- **ENTRIES SHOWN**:

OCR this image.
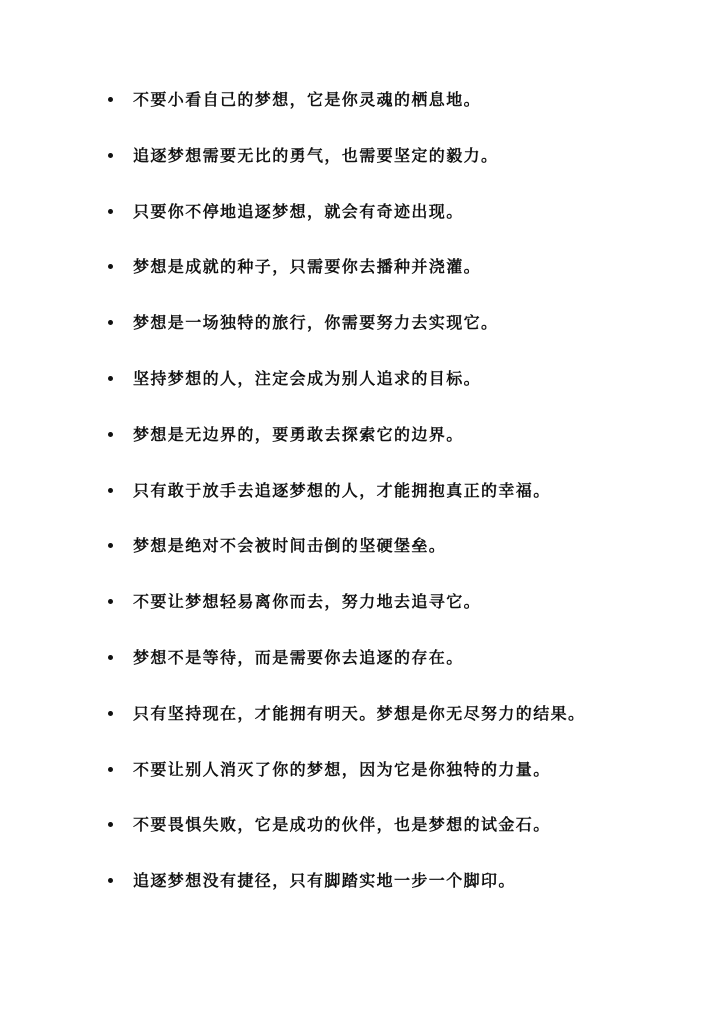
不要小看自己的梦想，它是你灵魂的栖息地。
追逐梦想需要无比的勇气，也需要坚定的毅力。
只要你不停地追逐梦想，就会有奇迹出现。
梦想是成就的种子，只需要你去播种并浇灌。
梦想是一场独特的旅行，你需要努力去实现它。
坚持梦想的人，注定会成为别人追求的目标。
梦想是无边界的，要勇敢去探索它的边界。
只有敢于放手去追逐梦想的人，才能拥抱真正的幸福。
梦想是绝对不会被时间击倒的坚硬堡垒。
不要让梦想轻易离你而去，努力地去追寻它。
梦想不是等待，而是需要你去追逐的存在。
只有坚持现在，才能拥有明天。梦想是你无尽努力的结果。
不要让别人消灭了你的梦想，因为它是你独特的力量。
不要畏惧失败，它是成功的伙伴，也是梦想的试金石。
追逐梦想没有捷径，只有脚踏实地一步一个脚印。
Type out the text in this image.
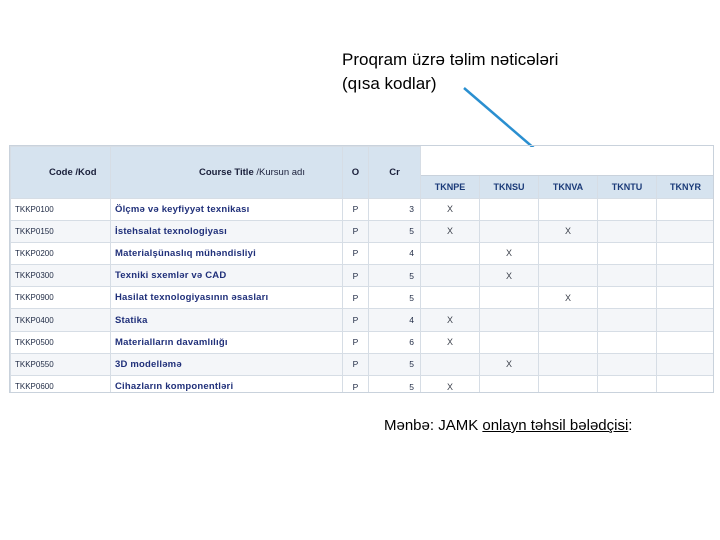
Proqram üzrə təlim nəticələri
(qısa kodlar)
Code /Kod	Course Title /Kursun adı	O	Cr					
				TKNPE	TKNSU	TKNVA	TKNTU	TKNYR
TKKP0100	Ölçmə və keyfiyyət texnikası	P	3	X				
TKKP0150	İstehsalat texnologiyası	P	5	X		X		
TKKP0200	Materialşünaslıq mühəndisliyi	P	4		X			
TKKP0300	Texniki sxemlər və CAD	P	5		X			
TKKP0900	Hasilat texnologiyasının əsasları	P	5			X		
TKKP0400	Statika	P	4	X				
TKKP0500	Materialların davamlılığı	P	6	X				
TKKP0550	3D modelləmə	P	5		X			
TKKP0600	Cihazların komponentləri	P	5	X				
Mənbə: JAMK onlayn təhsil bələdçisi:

- **WRITTEN EXERCISE**: Extract, exactly as written, the span of lines from the one holding "Type out the text in this image." through the last line, inclusive. Skip any picture.

- **TASK RESPONSE**:
Type out the text in this image.
Proqram üzrə təlim nəticələri
(qısa kodlar)
Code /Kod	Course Title /Kursun adı	O	Cr					
				TKNPE	TKNSU	TKNVA	TKNTU	TKNYR
TKKP0100	Ölçmə və keyfiyyət texnikası	P	3	X				
TKKP0150	İstehsalat texnologiyası	P	5	X		X		
TKKP0200	Materialşünaslıq mühəndisliyi	P	4		X			
TKKP0300	Texniki sxemlər və CAD	P	5		X			
TKKP0900	Hasilat texnologiyasının əsasları	P	5			X		
TKKP0400	Statika	P	4	X				
TKKP0500	Materialların davamlılığı	P	6	X				
TKKP0550	3D modelləmə	P	5		X			
TKKP0600	Cihazların komponentləri	P	5	X				
Mənbə: JAMK onlayn təhsil bələdçisi:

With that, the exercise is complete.